» **EXERCISE GOAL**
Reproduce exactly the span of lines beginning at the one with "Read out every word on this page." and ending at the last line of the data below, omitting pictures.

» **RECORD EXCERPTS**
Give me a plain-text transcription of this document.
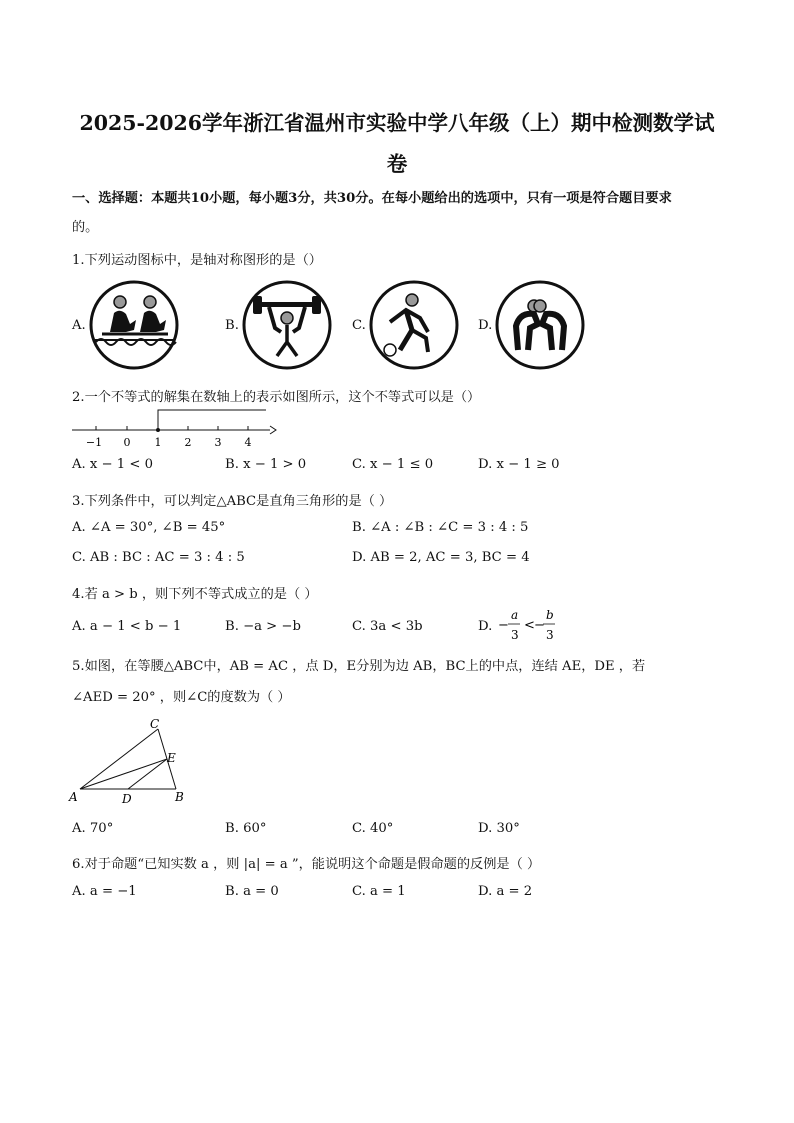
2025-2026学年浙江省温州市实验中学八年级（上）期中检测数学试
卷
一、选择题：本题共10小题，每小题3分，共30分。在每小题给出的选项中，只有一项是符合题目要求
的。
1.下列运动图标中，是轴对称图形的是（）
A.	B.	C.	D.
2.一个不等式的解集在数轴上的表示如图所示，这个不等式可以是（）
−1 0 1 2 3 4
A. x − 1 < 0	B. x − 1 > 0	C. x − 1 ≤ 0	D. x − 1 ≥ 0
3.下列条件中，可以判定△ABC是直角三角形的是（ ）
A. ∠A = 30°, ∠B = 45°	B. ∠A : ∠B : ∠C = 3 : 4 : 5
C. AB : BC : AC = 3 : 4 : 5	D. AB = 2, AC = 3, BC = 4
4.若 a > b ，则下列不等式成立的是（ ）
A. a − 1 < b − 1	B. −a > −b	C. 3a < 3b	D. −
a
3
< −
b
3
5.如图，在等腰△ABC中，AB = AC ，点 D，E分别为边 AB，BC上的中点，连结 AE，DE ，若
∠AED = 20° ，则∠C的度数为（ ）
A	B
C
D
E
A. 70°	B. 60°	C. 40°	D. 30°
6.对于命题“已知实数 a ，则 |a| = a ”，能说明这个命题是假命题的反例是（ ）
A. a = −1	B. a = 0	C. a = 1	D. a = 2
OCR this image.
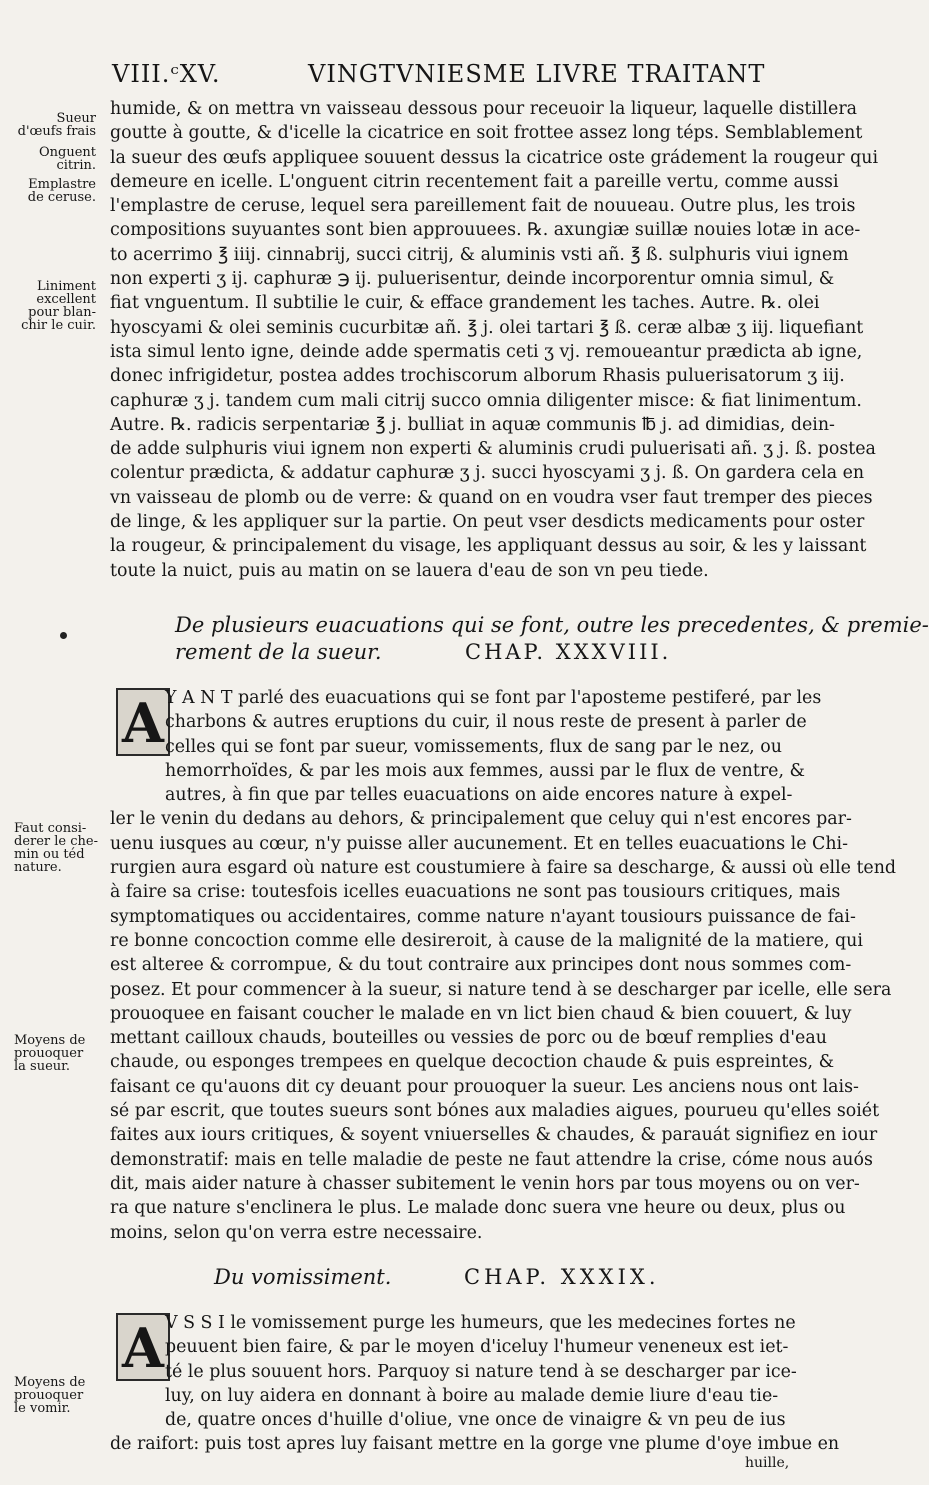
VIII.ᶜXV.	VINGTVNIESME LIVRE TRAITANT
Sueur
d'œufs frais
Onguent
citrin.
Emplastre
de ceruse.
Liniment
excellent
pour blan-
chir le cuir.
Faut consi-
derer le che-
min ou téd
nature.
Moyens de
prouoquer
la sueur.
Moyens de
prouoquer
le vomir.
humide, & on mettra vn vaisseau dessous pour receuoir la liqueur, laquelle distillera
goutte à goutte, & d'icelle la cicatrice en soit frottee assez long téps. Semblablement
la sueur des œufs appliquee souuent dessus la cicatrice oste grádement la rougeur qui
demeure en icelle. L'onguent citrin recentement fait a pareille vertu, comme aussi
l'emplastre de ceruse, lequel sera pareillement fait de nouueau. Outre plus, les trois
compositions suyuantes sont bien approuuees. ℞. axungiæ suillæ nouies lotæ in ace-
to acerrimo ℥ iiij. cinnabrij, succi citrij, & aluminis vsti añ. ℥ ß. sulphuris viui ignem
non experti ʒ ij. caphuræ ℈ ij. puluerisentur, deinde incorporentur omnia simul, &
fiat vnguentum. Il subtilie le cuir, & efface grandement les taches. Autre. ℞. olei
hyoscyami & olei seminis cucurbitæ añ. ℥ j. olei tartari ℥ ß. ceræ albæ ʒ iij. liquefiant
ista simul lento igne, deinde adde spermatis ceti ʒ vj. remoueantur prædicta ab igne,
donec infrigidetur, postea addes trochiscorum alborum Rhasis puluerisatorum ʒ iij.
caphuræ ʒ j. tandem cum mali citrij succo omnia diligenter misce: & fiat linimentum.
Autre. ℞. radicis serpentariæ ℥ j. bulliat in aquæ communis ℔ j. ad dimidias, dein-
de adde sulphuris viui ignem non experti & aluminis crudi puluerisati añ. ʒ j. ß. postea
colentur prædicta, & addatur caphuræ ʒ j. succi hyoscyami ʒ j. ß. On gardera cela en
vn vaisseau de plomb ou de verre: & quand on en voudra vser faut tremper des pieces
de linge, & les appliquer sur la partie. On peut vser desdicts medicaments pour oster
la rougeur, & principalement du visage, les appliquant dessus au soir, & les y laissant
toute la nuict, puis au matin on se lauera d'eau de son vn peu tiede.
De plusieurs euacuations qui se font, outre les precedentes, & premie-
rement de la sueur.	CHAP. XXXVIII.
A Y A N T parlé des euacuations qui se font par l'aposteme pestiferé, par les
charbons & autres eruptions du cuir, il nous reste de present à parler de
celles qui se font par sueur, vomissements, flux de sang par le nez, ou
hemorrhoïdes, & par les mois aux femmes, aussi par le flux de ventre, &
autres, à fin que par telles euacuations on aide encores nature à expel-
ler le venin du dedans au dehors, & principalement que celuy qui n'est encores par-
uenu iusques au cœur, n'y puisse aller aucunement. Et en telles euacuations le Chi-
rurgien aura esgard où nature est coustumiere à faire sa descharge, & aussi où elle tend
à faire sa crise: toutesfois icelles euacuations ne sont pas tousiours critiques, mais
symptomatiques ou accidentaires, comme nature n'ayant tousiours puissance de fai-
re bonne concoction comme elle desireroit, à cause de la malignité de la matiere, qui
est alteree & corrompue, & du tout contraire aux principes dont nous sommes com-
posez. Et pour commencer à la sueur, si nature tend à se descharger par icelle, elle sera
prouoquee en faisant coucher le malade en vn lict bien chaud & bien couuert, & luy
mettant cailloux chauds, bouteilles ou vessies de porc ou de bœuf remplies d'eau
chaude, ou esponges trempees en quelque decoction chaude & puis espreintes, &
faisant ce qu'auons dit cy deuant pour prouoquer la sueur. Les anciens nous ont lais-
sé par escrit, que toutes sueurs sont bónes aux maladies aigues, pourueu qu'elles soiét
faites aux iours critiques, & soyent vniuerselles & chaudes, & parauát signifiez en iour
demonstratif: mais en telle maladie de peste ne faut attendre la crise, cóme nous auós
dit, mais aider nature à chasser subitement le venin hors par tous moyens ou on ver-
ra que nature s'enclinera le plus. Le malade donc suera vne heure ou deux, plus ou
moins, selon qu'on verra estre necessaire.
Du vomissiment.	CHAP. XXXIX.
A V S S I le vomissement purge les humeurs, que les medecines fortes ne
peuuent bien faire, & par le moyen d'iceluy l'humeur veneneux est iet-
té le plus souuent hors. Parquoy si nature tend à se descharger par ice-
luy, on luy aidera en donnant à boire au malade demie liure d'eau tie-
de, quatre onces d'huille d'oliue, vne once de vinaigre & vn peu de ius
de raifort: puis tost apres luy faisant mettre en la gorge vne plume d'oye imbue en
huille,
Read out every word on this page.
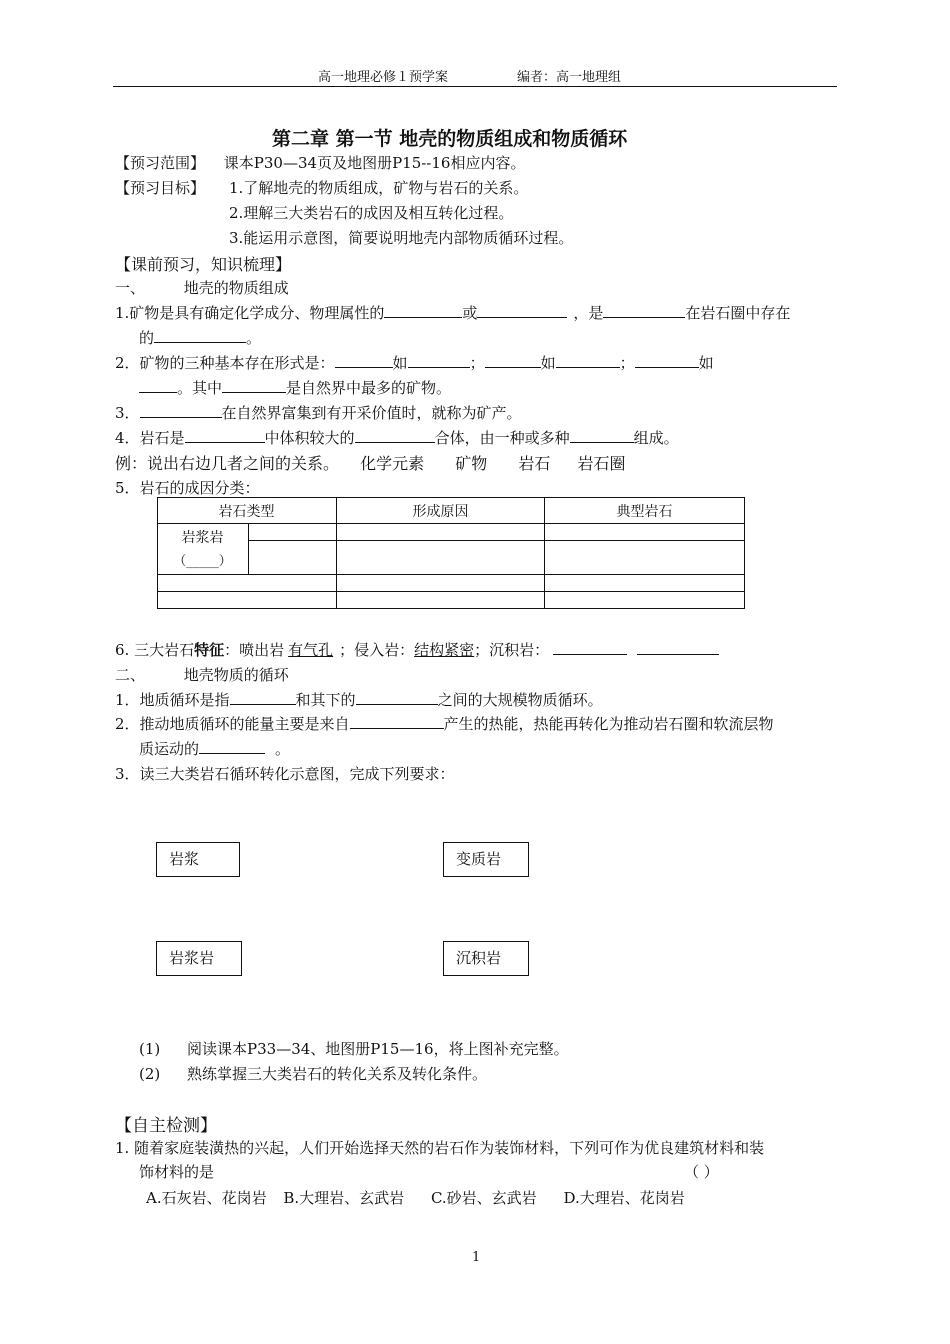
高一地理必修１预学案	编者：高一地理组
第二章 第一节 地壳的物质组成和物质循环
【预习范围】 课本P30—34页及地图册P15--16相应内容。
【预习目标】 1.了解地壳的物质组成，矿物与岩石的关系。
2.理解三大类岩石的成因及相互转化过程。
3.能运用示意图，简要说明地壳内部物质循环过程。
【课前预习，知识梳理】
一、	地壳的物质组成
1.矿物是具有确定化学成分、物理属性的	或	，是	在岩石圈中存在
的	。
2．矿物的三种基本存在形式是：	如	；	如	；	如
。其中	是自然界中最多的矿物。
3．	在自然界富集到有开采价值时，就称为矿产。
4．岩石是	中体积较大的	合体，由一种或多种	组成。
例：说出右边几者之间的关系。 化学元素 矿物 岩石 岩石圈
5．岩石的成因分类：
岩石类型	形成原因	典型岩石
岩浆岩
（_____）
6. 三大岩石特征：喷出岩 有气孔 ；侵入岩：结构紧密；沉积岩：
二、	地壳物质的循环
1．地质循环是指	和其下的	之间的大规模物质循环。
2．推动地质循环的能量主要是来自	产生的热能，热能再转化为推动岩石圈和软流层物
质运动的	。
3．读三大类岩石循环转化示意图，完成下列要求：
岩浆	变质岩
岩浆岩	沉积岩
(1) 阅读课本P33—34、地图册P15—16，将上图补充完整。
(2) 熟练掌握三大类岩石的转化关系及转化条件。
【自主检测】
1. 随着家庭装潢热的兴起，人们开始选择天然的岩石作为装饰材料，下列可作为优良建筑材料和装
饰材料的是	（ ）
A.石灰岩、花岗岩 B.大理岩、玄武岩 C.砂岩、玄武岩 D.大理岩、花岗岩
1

» **REPLY TO THE EXERCISE**
Read out every word on this page.
高一地理必修１预学案	编者：高一地理组
第二章 第一节 地壳的物质组成和物质循环
【预习范围】 课本P30—34页及地图册P15--16相应内容。
【预习目标】 1.了解地壳的物质组成，矿物与岩石的关系。
2.理解三大类岩石的成因及相互转化过程。
3.能运用示意图，简要说明地壳内部物质循环过程。
【课前预习，知识梳理】
一、	地壳的物质组成
1.矿物是具有确定化学成分、物理属性的	或	，是	在岩石圈中存在
的	。
2．矿物的三种基本存在形式是：	如	；	如	；	如
。其中	是自然界中最多的矿物。
3．	在自然界富集到有开采价值时，就称为矿产。
4．岩石是	中体积较大的	合体，由一种或多种	组成。
例：说出右边几者之间的关系。 化学元素 矿物 岩石 岩石圈
5．岩石的成因分类：
岩石类型	形成原因	典型岩石
岩浆岩
（_____）
6. 三大岩石特征：喷出岩 有气孔 ；侵入岩：结构紧密；沉积岩：
二、	地壳物质的循环
1．地质循环是指	和其下的	之间的大规模物质循环。
2．推动地质循环的能量主要是来自	产生的热能，热能再转化为推动岩石圈和软流层物
质运动的	。
3．读三大类岩石循环转化示意图，完成下列要求：
岩浆	变质岩
岩浆岩	沉积岩
(1) 阅读课本P33—34、地图册P15—16，将上图补充完整。
(2) 熟练掌握三大类岩石的转化关系及转化条件。
【自主检测】
1. 随着家庭装潢热的兴起，人们开始选择天然的岩石作为装饰材料，下列可作为优良建筑材料和装
饰材料的是	（ ）
A.石灰岩、花岗岩 B.大理岩、玄武岩 C.砂岩、玄武岩 D.大理岩、花岗岩
1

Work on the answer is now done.